- [Exercise description]: Work out how many lines include "loss" and answer with that number only.

[Saved entries]
____

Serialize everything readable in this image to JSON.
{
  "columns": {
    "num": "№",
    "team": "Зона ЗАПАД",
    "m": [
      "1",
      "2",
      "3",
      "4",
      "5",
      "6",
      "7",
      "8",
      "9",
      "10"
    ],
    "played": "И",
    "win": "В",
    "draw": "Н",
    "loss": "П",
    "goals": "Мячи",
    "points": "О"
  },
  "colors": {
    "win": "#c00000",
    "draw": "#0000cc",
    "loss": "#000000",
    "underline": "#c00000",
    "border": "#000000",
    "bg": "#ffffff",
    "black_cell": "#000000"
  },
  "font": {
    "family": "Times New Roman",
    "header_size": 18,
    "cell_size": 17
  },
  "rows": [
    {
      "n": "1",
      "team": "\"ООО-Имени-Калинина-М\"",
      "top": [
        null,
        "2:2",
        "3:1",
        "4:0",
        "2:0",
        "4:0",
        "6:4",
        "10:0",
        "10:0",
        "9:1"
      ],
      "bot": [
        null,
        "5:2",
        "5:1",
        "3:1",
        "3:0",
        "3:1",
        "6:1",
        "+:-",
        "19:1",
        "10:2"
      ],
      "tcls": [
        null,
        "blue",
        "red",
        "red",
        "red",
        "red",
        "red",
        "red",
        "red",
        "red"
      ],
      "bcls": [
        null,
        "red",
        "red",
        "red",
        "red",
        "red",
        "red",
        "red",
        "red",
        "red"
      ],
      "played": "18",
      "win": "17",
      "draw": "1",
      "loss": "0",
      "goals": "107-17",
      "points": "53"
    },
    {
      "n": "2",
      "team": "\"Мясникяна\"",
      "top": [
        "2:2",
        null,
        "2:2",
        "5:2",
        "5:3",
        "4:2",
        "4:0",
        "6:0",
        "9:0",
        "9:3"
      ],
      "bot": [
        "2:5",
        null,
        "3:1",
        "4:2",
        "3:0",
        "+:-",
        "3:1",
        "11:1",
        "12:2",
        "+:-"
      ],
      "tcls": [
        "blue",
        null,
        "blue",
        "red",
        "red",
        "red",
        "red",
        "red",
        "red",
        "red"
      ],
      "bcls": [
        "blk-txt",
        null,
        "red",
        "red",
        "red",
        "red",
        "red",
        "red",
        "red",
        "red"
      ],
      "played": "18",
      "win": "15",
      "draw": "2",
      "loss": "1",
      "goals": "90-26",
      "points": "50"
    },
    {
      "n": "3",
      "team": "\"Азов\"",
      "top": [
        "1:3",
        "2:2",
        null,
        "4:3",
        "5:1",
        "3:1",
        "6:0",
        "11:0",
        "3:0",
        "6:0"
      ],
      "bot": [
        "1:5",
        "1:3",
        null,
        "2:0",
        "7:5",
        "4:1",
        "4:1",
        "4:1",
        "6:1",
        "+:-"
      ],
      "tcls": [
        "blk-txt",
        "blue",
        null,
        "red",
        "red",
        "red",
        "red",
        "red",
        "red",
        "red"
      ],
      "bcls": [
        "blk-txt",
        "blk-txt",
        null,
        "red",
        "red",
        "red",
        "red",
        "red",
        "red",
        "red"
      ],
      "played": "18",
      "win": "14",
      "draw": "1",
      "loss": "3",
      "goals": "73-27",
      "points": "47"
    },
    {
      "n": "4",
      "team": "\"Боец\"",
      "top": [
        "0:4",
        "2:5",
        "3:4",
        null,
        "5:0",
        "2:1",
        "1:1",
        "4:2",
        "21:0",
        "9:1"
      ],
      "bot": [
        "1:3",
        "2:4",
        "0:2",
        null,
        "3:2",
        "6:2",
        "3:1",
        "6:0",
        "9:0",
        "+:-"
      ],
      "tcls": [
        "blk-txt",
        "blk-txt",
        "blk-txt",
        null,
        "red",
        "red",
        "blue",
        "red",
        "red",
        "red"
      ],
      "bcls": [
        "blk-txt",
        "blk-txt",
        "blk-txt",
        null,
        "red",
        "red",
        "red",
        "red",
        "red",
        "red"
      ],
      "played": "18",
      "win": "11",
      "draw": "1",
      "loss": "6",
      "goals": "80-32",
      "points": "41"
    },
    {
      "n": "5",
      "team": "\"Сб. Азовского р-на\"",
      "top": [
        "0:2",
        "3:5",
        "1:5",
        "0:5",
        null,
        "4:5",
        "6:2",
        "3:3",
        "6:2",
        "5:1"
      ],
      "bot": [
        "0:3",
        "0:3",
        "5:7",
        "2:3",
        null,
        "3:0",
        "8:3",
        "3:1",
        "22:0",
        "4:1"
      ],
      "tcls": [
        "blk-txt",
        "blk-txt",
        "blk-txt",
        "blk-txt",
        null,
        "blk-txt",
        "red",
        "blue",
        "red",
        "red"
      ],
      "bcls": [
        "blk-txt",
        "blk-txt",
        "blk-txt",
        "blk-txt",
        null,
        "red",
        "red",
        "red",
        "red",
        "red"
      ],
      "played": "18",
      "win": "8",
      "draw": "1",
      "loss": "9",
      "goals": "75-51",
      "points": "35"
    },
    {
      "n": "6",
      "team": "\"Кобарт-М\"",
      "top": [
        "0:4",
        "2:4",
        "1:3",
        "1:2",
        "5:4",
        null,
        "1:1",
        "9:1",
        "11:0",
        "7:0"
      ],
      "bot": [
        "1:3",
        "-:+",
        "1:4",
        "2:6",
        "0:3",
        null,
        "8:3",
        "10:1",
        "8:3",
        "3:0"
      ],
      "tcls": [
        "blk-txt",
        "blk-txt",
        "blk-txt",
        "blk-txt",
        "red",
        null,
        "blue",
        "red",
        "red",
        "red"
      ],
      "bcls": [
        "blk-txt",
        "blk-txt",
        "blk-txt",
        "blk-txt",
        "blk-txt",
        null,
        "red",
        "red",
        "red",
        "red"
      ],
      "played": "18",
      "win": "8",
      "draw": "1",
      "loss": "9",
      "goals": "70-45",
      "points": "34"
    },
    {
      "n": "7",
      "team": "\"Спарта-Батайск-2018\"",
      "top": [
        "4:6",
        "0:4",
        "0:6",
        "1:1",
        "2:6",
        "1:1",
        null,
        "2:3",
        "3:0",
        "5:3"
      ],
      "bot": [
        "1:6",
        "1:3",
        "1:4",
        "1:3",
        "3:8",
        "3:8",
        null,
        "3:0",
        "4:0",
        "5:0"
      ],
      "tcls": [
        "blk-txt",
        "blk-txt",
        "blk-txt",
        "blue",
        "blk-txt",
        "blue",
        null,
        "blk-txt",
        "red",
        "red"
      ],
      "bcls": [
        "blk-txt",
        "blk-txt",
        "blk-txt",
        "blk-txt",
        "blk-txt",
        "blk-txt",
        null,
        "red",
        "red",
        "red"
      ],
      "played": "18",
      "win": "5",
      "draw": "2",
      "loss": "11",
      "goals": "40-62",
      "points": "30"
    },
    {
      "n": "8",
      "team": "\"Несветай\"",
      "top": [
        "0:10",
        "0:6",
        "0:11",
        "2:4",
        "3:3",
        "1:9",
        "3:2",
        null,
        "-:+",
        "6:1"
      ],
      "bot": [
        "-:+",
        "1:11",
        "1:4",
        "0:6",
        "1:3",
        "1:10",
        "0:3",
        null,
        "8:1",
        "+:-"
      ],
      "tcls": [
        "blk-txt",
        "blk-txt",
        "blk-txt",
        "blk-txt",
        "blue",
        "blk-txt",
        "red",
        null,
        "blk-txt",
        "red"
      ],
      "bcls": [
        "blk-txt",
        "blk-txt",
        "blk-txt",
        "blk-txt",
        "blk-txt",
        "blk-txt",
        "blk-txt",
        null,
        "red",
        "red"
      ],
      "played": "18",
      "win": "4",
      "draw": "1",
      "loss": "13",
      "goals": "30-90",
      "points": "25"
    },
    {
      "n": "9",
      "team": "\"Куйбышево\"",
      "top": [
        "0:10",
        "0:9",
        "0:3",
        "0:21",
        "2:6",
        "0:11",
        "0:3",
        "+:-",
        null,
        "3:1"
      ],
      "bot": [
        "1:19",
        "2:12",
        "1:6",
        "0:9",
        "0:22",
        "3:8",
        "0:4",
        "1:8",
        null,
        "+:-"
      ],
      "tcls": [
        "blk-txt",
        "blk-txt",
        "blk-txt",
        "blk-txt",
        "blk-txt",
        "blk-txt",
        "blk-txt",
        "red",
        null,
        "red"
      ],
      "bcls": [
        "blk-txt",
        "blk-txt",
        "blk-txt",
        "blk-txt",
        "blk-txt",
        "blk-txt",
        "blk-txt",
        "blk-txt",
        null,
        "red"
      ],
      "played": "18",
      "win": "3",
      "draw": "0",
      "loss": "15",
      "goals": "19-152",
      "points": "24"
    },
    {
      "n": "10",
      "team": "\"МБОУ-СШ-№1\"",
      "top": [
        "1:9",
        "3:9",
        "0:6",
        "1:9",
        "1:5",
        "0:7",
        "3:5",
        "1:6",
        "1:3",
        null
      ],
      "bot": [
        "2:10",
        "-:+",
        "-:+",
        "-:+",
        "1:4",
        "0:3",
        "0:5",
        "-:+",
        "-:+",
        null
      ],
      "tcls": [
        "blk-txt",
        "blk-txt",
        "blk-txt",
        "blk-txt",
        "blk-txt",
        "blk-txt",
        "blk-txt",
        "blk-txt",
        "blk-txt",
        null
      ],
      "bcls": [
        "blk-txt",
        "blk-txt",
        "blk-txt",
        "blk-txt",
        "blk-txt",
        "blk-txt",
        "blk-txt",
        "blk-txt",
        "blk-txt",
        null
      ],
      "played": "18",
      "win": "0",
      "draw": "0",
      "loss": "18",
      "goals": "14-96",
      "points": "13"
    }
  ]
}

____

- [Completed task]: 12